- **RECORDS TO PROCESS**
╭──

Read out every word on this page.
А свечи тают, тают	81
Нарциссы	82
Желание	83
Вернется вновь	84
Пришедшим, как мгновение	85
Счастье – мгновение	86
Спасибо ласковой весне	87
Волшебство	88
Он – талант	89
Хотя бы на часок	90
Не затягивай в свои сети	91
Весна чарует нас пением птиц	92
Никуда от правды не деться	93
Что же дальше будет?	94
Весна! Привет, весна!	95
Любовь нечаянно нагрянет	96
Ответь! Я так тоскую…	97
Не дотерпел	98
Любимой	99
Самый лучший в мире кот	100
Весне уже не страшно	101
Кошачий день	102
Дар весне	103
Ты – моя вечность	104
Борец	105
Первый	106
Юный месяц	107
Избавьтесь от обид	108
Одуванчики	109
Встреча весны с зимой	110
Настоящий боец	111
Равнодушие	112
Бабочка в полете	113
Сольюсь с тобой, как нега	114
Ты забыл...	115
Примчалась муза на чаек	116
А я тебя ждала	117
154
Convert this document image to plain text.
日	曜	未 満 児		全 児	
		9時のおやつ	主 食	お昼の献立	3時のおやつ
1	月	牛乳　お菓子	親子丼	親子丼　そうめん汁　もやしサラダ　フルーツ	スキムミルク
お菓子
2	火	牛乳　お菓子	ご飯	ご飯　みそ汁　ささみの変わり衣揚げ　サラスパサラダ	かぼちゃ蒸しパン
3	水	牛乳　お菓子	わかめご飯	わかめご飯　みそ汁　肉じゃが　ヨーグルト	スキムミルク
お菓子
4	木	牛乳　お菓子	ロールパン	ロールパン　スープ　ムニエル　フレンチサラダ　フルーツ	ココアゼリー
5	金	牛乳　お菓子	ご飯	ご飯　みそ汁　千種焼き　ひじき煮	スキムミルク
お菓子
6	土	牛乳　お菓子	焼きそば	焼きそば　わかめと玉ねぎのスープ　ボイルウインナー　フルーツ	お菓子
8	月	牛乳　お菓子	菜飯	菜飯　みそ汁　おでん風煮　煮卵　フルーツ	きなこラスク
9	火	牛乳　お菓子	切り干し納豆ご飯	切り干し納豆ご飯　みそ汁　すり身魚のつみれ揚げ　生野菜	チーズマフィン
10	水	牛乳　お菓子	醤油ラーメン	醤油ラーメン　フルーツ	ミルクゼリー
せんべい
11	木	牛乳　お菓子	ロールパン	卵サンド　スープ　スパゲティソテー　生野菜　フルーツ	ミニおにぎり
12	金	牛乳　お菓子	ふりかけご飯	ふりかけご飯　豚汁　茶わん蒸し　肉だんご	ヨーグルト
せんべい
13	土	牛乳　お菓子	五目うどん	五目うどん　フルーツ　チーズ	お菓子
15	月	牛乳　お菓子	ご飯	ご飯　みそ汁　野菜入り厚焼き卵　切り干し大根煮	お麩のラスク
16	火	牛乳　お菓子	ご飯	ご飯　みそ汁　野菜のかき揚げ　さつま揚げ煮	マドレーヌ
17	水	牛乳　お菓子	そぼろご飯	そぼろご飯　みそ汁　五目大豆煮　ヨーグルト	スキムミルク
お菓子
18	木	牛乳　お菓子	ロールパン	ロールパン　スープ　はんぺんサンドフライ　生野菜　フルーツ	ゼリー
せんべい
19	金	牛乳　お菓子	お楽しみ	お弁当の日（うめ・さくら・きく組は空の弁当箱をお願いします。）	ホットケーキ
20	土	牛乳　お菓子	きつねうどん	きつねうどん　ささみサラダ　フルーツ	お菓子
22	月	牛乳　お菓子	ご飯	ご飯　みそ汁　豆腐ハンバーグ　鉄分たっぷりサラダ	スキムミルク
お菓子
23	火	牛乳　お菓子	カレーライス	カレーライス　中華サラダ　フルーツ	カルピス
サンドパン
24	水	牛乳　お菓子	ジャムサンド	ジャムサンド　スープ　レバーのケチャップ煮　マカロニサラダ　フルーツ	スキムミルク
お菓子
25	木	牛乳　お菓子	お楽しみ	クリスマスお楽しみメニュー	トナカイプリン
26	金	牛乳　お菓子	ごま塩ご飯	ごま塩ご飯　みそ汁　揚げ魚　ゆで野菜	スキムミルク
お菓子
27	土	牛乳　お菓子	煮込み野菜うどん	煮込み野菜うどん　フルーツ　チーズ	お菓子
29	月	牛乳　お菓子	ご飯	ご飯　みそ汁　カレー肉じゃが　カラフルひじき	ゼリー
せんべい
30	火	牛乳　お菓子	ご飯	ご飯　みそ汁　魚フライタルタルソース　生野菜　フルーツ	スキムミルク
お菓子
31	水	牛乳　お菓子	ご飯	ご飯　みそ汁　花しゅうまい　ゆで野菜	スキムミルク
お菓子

╰──

- **WHAT YOU ARE ASKED TO DO**
Repeat the listing above without any change.

- **TASK ANSWER**
Read out every word on this page.
А свечи тают, тают	81
Нарциссы	82
Желание	83
Вернется вновь	84
Пришедшим, как мгновение	85
Счастье – мгновение	86
Спасибо ласковой весне	87
Волшебство	88
Он – талант	89
Хотя бы на часок	90
Не затягивай в свои сети	91
Весна чарует нас пением птиц	92
Никуда от правды не деться	93
Что же дальше будет?	94
Весна! Привет, весна!	95
Любовь нечаянно нагрянет	96
Ответь! Я так тоскую…	97
Не дотерпел	98
Любимой	99
Самый лучший в мире кот	100
Весне уже не страшно	101
Кошачий день	102
Дар весне	103
Ты – моя вечность	104
Борец	105
Первый	106
Юный месяц	107
Избавьтесь от обид	108
Одуванчики	109
Встреча весны с зимой	110
Настоящий боец	111
Равнодушие	112
Бабочка в полете	113
Сольюсь с тобой, как нега	114
Ты забыл...	115
Примчалась муза на чаек	116
А я тебя ждала	117
154
Convert this document image to plain text.
日	曜	未 満 児		全 児	
		9時のおやつ	主 食	お昼の献立	3時のおやつ
1	月	牛乳　お菓子	親子丼	親子丼　そうめん汁　もやしサラダ　フルーツ	スキムミルク
お菓子
2	火	牛乳　お菓子	ご飯	ご飯　みそ汁　ささみの変わり衣揚げ　サラスパサラダ	かぼちゃ蒸しパン
3	水	牛乳　お菓子	わかめご飯	わかめご飯　みそ汁　肉じゃが　ヨーグルト	スキムミルク
お菓子
4	木	牛乳　お菓子	ロールパン	ロールパン　スープ　ムニエル　フレンチサラダ　フルーツ	ココアゼリー
5	金	牛乳　お菓子	ご飯	ご飯　みそ汁　千種焼き　ひじき煮	スキムミルク
お菓子
6	土	牛乳　お菓子	焼きそば	焼きそば　わかめと玉ねぎのスープ　ボイルウインナー　フルーツ	お菓子
8	月	牛乳　お菓子	菜飯	菜飯　みそ汁　おでん風煮　煮卵　フルーツ	きなこラスク
9	火	牛乳　お菓子	切り干し納豆ご飯	切り干し納豆ご飯　みそ汁　すり身魚のつみれ揚げ　生野菜	チーズマフィン
10	水	牛乳　お菓子	醤油ラーメン	醤油ラーメン　フルーツ	ミルクゼリー
せんべい
11	木	牛乳　お菓子	ロールパン	卵サンド　スープ　スパゲティソテー　生野菜　フルーツ	ミニおにぎり
12	金	牛乳　お菓子	ふりかけご飯	ふりかけご飯　豚汁　茶わん蒸し　肉だんご	ヨーグルト
せんべい
13	土	牛乳　お菓子	五目うどん	五目うどん　フルーツ　チーズ	お菓子
15	月	牛乳　お菓子	ご飯	ご飯　みそ汁　野菜入り厚焼き卵　切り干し大根煮	お麩のラスク
16	火	牛乳　お菓子	ご飯	ご飯　みそ汁　野菜のかき揚げ　さつま揚げ煮	マドレーヌ
17	水	牛乳　お菓子	そぼろご飯	そぼろご飯　みそ汁　五目大豆煮　ヨーグルト	スキムミルク
お菓子
18	木	牛乳　お菓子	ロールパン	ロールパン　スープ　はんぺんサンドフライ　生野菜　フルーツ	ゼリー
せんべい
19	金	牛乳　お菓子	お楽しみ	お弁当の日（うめ・さくら・きく組は空の弁当箱をお願いします。）	ホットケーキ
20	土	牛乳　お菓子	きつねうどん	きつねうどん　ささみサラダ　フルーツ	お菓子
22	月	牛乳　お菓子	ご飯	ご飯　みそ汁　豆腐ハンバーグ　鉄分たっぷりサラダ	スキムミルク
お菓子
23	火	牛乳　お菓子	カレーライス	カレーライス　中華サラダ　フルーツ	カルピス
サンドパン
24	水	牛乳　お菓子	ジャムサンド	ジャムサンド　スープ　レバーのケチャップ煮　マカロニサラダ　フルーツ	スキムミルク
お菓子
25	木	牛乳　お菓子	お楽しみ	クリスマスお楽しみメニュー	トナカイプリン
26	金	牛乳　お菓子	ごま塩ご飯	ごま塩ご飯　みそ汁　揚げ魚　ゆで野菜	スキムミルク
お菓子
27	土	牛乳　お菓子	煮込み野菜うどん	煮込み野菜うどん　フルーツ　チーズ	お菓子
29	月	牛乳　お菓子	ご飯	ご飯　みそ汁　カレー肉じゃが　カラフルひじき	ゼリー
せんべい
30	火	牛乳　お菓子	ご飯	ご飯　みそ汁　魚フライタルタルソース　生野菜　フルーツ	スキムミルク
お菓子
31	水	牛乳　お菓子	ご飯	ご飯　みそ汁　花しゅうまい　ゆで野菜	スキムミルク
お菓子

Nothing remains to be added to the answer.